STATED GOAL: Give all of the lines again, with nothing added or dropped.

====================

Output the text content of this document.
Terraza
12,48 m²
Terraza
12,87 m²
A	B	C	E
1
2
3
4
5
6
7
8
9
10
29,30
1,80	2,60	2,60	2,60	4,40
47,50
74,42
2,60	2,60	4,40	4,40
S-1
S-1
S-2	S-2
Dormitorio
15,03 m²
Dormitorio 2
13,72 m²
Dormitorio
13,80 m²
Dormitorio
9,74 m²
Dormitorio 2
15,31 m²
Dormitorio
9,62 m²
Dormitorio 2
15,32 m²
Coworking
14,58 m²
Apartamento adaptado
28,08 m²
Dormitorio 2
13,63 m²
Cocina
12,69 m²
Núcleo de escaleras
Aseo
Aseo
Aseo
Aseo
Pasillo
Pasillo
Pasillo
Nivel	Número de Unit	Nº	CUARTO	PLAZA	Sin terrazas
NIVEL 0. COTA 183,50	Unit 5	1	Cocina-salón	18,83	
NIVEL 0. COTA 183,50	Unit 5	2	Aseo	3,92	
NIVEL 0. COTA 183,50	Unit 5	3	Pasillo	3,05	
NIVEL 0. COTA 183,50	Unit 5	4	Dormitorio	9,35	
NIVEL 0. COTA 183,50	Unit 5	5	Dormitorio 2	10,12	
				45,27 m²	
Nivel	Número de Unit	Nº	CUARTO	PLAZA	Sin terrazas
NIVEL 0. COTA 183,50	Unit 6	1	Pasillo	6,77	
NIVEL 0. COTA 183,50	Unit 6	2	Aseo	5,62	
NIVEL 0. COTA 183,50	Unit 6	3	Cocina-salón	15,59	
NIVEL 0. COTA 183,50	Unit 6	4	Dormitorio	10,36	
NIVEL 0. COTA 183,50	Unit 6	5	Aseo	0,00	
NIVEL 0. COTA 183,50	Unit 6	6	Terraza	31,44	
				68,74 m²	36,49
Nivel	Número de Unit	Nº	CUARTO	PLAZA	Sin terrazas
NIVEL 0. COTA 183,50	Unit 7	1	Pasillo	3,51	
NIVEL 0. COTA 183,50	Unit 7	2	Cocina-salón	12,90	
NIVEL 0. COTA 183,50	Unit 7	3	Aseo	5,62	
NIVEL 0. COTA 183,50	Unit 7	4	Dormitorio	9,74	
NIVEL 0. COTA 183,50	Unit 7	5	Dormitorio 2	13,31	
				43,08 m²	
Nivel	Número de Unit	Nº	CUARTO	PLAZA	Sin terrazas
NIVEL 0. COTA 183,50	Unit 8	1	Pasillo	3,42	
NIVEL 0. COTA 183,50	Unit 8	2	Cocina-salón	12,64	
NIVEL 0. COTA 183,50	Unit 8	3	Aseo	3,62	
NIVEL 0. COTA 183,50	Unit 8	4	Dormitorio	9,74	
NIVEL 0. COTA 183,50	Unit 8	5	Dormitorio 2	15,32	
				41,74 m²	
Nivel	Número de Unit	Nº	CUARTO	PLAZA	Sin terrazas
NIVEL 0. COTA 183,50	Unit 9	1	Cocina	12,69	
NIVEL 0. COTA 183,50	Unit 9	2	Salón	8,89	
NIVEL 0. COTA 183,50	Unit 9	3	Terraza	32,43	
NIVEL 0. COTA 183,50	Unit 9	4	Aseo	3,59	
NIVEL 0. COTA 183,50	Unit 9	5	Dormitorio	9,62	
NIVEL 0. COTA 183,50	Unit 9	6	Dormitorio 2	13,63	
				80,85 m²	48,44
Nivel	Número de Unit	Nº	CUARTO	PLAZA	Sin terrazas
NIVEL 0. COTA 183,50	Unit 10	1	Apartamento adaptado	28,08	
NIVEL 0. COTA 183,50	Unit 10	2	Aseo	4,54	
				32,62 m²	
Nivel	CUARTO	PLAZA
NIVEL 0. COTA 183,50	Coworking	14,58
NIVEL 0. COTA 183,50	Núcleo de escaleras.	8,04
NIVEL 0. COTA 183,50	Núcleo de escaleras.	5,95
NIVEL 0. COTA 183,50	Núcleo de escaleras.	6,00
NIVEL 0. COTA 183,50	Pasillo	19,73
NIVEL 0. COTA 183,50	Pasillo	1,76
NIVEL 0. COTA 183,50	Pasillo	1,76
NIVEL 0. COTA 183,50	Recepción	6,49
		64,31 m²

====================

SOLUTION TO THIS EXERCISE:
Output the text content of this document.
Terraza
12,48 m²
Terraza
12,87 m²
A	B	C	E
1
2
3
4
5
6
7
8
9
10
29,30
1,80	2,60	2,60	2,60	4,40
47,50
74,42
2,60	2,60	4,40	4,40
S-1
S-1
S-2	S-2
Dormitorio
15,03 m²
Dormitorio 2
13,72 m²
Dormitorio
13,80 m²
Dormitorio
9,74 m²
Dormitorio 2
15,31 m²
Dormitorio
9,62 m²
Dormitorio 2
15,32 m²
Coworking
14,58 m²
Apartamento adaptado
28,08 m²
Dormitorio 2
13,63 m²
Cocina
12,69 m²
Núcleo de escaleras
Aseo
Aseo
Aseo
Aseo
Pasillo
Pasillo
Pasillo
Nivel	Número de Unit	Nº	CUARTO	PLAZA	Sin terrazas
NIVEL 0. COTA 183,50	Unit 5	1	Cocina-salón	18,83	
NIVEL 0. COTA 183,50	Unit 5	2	Aseo	3,92	
NIVEL 0. COTA 183,50	Unit 5	3	Pasillo	3,05	
NIVEL 0. COTA 183,50	Unit 5	4	Dormitorio	9,35	
NIVEL 0. COTA 183,50	Unit 5	5	Dormitorio 2	10,12	
				45,27 m²	
Nivel	Número de Unit	Nº	CUARTO	PLAZA	Sin terrazas
NIVEL 0. COTA 183,50	Unit 6	1	Pasillo	6,77	
NIVEL 0. COTA 183,50	Unit 6	2	Aseo	5,62	
NIVEL 0. COTA 183,50	Unit 6	3	Cocina-salón	15,59	
NIVEL 0. COTA 183,50	Unit 6	4	Dormitorio	10,36	
NIVEL 0. COTA 183,50	Unit 6	5	Aseo	0,00	
NIVEL 0. COTA 183,50	Unit 6	6	Terraza	31,44	
				68,74 m²	36,49
Nivel	Número de Unit	Nº	CUARTO	PLAZA	Sin terrazas
NIVEL 0. COTA 183,50	Unit 7	1	Pasillo	3,51	
NIVEL 0. COTA 183,50	Unit 7	2	Cocina-salón	12,90	
NIVEL 0. COTA 183,50	Unit 7	3	Aseo	5,62	
NIVEL 0. COTA 183,50	Unit 7	4	Dormitorio	9,74	
NIVEL 0. COTA 183,50	Unit 7	5	Dormitorio 2	13,31	
				43,08 m²	
Nivel	Número de Unit	Nº	CUARTO	PLAZA	Sin terrazas
NIVEL 0. COTA 183,50	Unit 8	1	Pasillo	3,42	
NIVEL 0. COTA 183,50	Unit 8	2	Cocina-salón	12,64	
NIVEL 0. COTA 183,50	Unit 8	3	Aseo	3,62	
NIVEL 0. COTA 183,50	Unit 8	4	Dormitorio	9,74	
NIVEL 0. COTA 183,50	Unit 8	5	Dormitorio 2	15,32	
				41,74 m²	
Nivel	Número de Unit	Nº	CUARTO	PLAZA	Sin terrazas
NIVEL 0. COTA 183,50	Unit 9	1	Cocina	12,69	
NIVEL 0. COTA 183,50	Unit 9	2	Salón	8,89	
NIVEL 0. COTA 183,50	Unit 9	3	Terraza	32,43	
NIVEL 0. COTA 183,50	Unit 9	4	Aseo	3,59	
NIVEL 0. COTA 183,50	Unit 9	5	Dormitorio	9,62	
NIVEL 0. COTA 183,50	Unit 9	6	Dormitorio 2	13,63	
				80,85 m²	48,44
Nivel	Número de Unit	Nº	CUARTO	PLAZA	Sin terrazas
NIVEL 0. COTA 183,50	Unit 10	1	Apartamento adaptado	28,08	
NIVEL 0. COTA 183,50	Unit 10	2	Aseo	4,54	
				32,62 m²	
Nivel	CUARTO	PLAZA
NIVEL 0. COTA 183,50	Coworking	14,58
NIVEL 0. COTA 183,50	Núcleo de escaleras.	8,04
NIVEL 0. COTA 183,50	Núcleo de escaleras.	5,95
NIVEL 0. COTA 183,50	Núcleo de escaleras.	6,00
NIVEL 0. COTA 183,50	Pasillo	19,73
NIVEL 0. COTA 183,50	Pasillo	1,76
NIVEL 0. COTA 183,50	Pasillo	1,76
NIVEL 0. COTA 183,50	Recepción	6,49
		64,31 m²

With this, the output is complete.